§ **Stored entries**
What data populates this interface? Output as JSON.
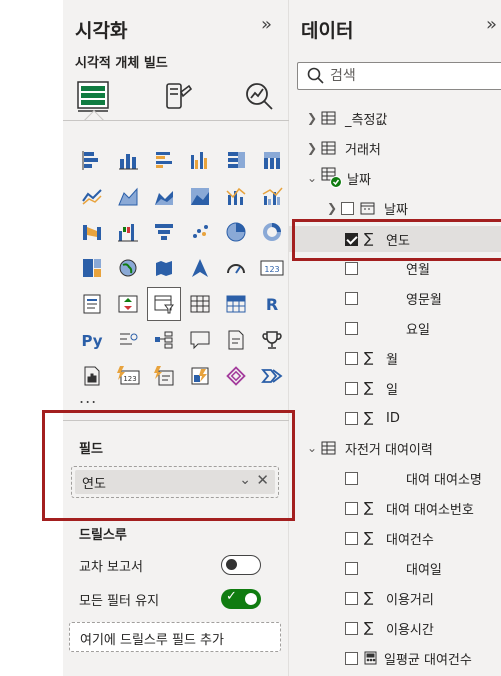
{
  "visualizations": {
    "title": "시각화",
    "collapse_icon": "»",
    "subtitle": "시각적 개체 빌드",
    "build_tabs": [
      "build-visual-icon",
      "format-visual-icon",
      "analytics-icon"
    ],
    "more": "...",
    "fields_label": "필드",
    "field_value": "연도",
    "drillthrough_label": "드릴스루",
    "cross_report_label": "교차 보고서",
    "cross_report_state": "off",
    "keep_filters_label": "모든 필터 유지",
    "keep_filters_state": "on",
    "add_drill_placeholder": "여기에 드릴스루 필드 추가"
  },
  "data_pane": {
    "title": "데이터",
    "collapse_icon": "»",
    "search_placeholder": "검색",
    "tables": [
      {
        "name": "_측정값",
        "expanded": false
      },
      {
        "name": "거래처",
        "expanded": false
      },
      {
        "name": "날짜",
        "expanded": true,
        "fields": [
          {
            "label": "날짜",
            "type": "date-hierarchy",
            "checked": false
          },
          {
            "label": "연도",
            "type": "sum",
            "checked": true
          },
          {
            "label": "연월",
            "type": "text",
            "checked": false
          },
          {
            "label": "영문월",
            "type": "text",
            "checked": false
          },
          {
            "label": "요일",
            "type": "text",
            "checked": false
          },
          {
            "label": "월",
            "type": "sum",
            "checked": false
          },
          {
            "label": "일",
            "type": "sum",
            "checked": false
          },
          {
            "label": "ID",
            "type": "sum",
            "checked": false
          }
        ]
      },
      {
        "name": "자전거 대여이력",
        "expanded": true,
        "fields": [
          {
            "label": "대여 대여소명",
            "type": "text",
            "checked": false
          },
          {
            "label": "대여 대여소번호",
            "type": "sum",
            "checked": false
          },
          {
            "label": "대여건수",
            "type": "sum",
            "checked": false
          },
          {
            "label": "대여일",
            "type": "text",
            "checked": false
          },
          {
            "label": "이용거리",
            "type": "sum",
            "checked": false
          },
          {
            "label": "이용시간",
            "type": "sum",
            "checked": false
          },
          {
            "label": "일평균 대여건수",
            "type": "measure",
            "checked": false
          }
        ]
      }
    ]
  },
  "colors": {
    "accent_red": "#a31f1f",
    "toggle_on": "#107c10",
    "pane_bg": "#f3f2f1"
  }
}
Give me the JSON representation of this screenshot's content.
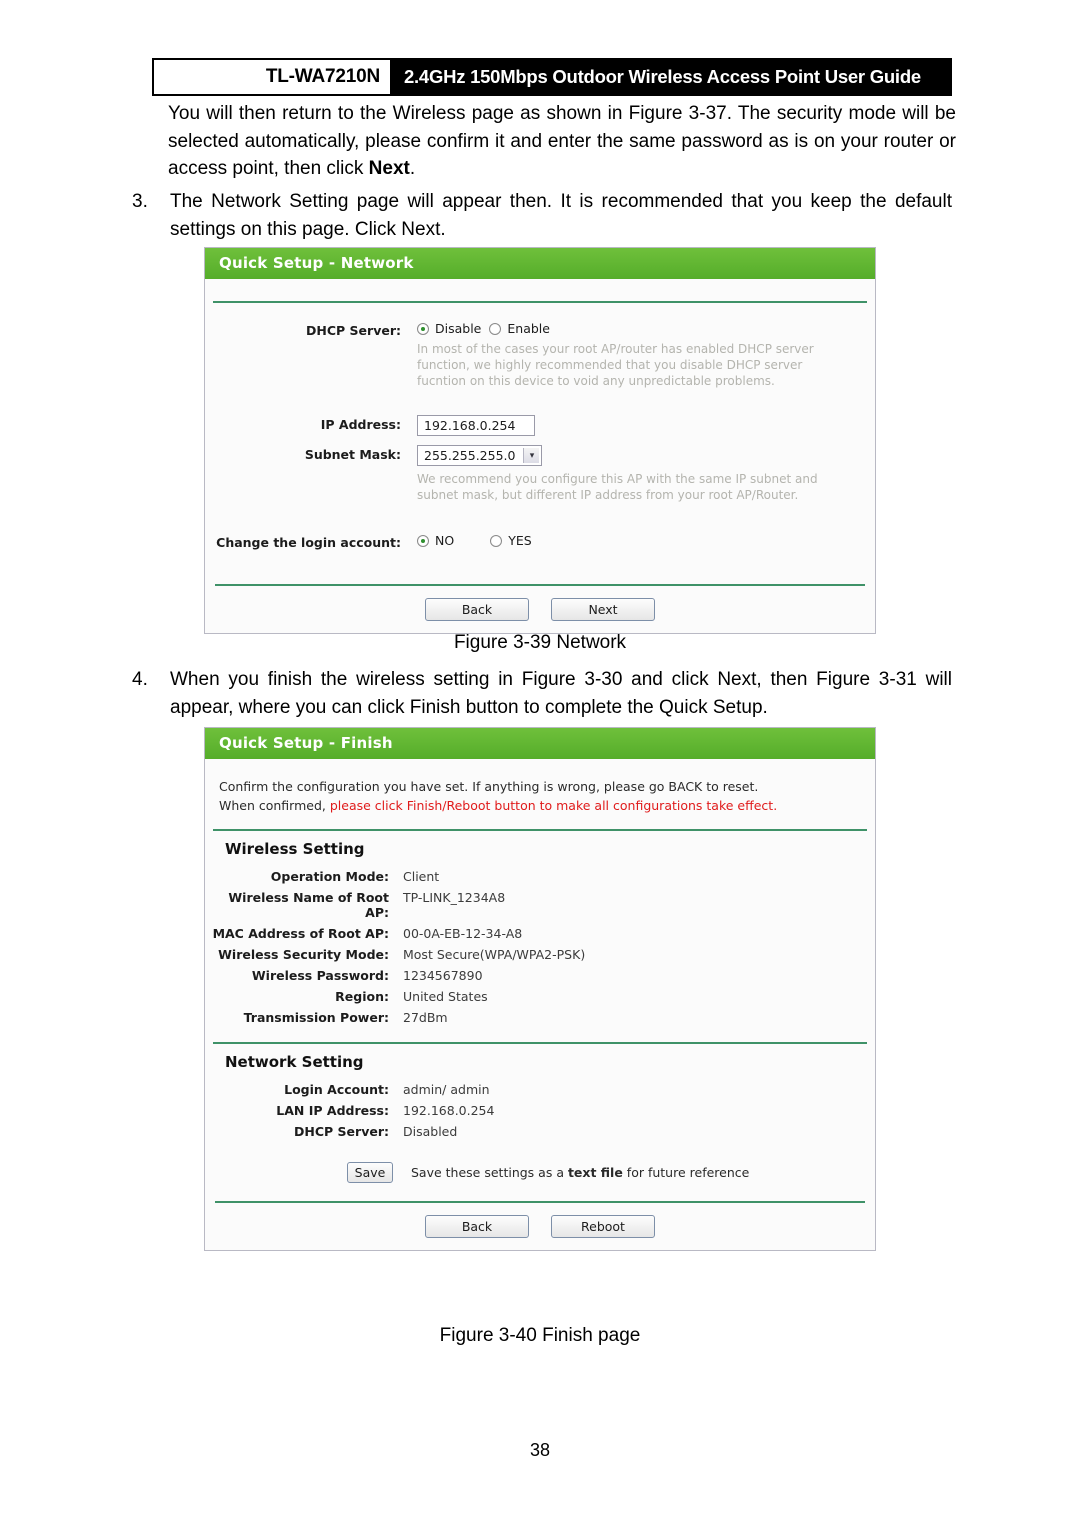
{
  "header": {
    "model": "TL-WA7210N",
    "title": "2.4GHz 150Mbps Outdoor Wireless Access Point User Guide"
  },
  "lead_paragraph": {
    "part1": "You will then return to the Wireless page as shown in Figure 3-37. The security mode will be selected automatically, please confirm it and enter the same password as is on your router or access point, then click ",
    "bold1": "Next",
    "part2": "."
  },
  "item3": {
    "number": "3.",
    "part1": "The Network Setting page will appear then. It is recommended that you keep the default settings on this page. Click ",
    "bold1": "Next",
    "part2": "."
  },
  "item4": {
    "number": "4.",
    "part1": "When you finish the wireless setting in Figure 3-30 and click ",
    "bold1": "Next",
    "part2": ", then Figure 3-31 will appear, where you can click ",
    "bold2": "Finish",
    "part3": " button to complete the ",
    "bold3": "Quick Setup",
    "part4": "."
  },
  "figure_39": {
    "caption": "Figure 3-39 Network",
    "panel_title": "Quick Setup - Network",
    "dhcp": {
      "label": "DHCP Server:",
      "option_disable": "Disable",
      "option_enable": "Enable",
      "selected": "Disable",
      "hint": "In most of the cases your root AP/router has enabled DHCP server function, we highly recommended that you disable DHCP server fucntion on this device to void any unpredictable problems."
    },
    "ip_address": {
      "label": "IP Address:",
      "value": "192.168.0.254"
    },
    "subnet_mask": {
      "label": "Subnet Mask:",
      "value": "255.255.255.0",
      "arrow_glyph": "▾",
      "hint": "We recommend you configure this AP with the same IP subnet and subnet mask, but different IP address from your root AP/Router."
    },
    "login_account": {
      "label": "Change the login account:",
      "option_no": "NO",
      "option_yes": "YES",
      "selected": "NO"
    },
    "buttons": {
      "back": "Back",
      "next": "Next"
    }
  },
  "figure_40": {
    "caption": "Figure 3-40 Finish page",
    "panel_title": "Quick Setup - Finish",
    "confirm": {
      "line1": "Confirm the configuration you have set. If anything is wrong, please go BACK to reset.",
      "line2_prefix": "When confirmed, ",
      "line2_red": "please click Finish/Reboot button to make all configurations take effect."
    },
    "wireless_setting": {
      "heading": "Wireless Setting",
      "rows": [
        {
          "label": "Operation Mode:",
          "value": "Client"
        },
        {
          "label": "Wireless Name of Root AP:",
          "value": "TP-LINK_1234A8"
        },
        {
          "label": "MAC Address of Root AP:",
          "value": "00-0A-EB-12-34-A8"
        },
        {
          "label": "Wireless Security Mode:",
          "value": "Most Secure(WPA/WPA2-PSK)"
        },
        {
          "label": "Wireless Password:",
          "value": "1234567890"
        },
        {
          "label": "Region:",
          "value": "United States"
        },
        {
          "label": "Transmission Power:",
          "value": "27dBm"
        }
      ]
    },
    "network_setting": {
      "heading": "Network Setting",
      "rows": [
        {
          "label": "Login Account:",
          "value": "admin/ admin"
        },
        {
          "label": "LAN IP Address:",
          "value": "192.168.0.254"
        },
        {
          "label": "DHCP Server:",
          "value": "Disabled"
        }
      ]
    },
    "save": {
      "button": "Save",
      "text_prefix": "Save these settings as a ",
      "text_bold": "text file",
      "text_suffix": " for future reference"
    },
    "buttons": {
      "back": "Back",
      "reboot": "Reboot"
    }
  },
  "page_number": "38",
  "colors": {
    "panel_green": "#5cb531",
    "rule_green": "#3f9268",
    "warning_red": "#e01b1b",
    "hint_gray": "#b4b4ae"
  }
}
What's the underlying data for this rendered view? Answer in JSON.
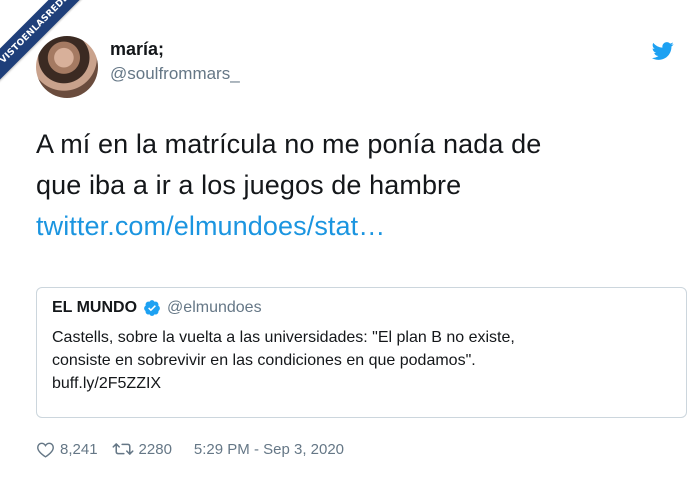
{
  "watermark": {
    "text": "VISTOENLASREDES"
  },
  "tweet": {
    "author_name": "maría;",
    "author_handle": "@soulfrommars_",
    "text_line1": "A mí en la matrícula no me ponía nada de",
    "text_line2": "que iba a ir a los juegos de hambre",
    "link_text": "twitter.com/elmundoes/stat…",
    "likes": "8,241",
    "retweets": "2280",
    "timestamp": "5:29 PM - Sep 3, 2020"
  },
  "quoted": {
    "author_name": "EL MUNDO",
    "author_handle": "@elmundoes",
    "verified": true,
    "text_line1": "Castells, sobre la vuelta a las universidades: \"El plan B no existe,",
    "text_line2": "consiste en sobrevivir en las condiciones en que podamos\".",
    "link_text": "buff.ly/2F5ZZIX"
  },
  "colors": {
    "link": "#1b95e0",
    "secondary_text": "#657786",
    "twitter_blue": "#1da1f2",
    "border": "#ccd6dd",
    "ribbon": "#1f3f7a"
  },
  "icons": [
    "twitter-bird-icon",
    "verified-badge-icon",
    "heart-icon",
    "retweet-icon"
  ]
}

§ **Exercise task**
How many lines in the data contain the string "Reboot"? Respond with the number only.

§ **Output for this task**
2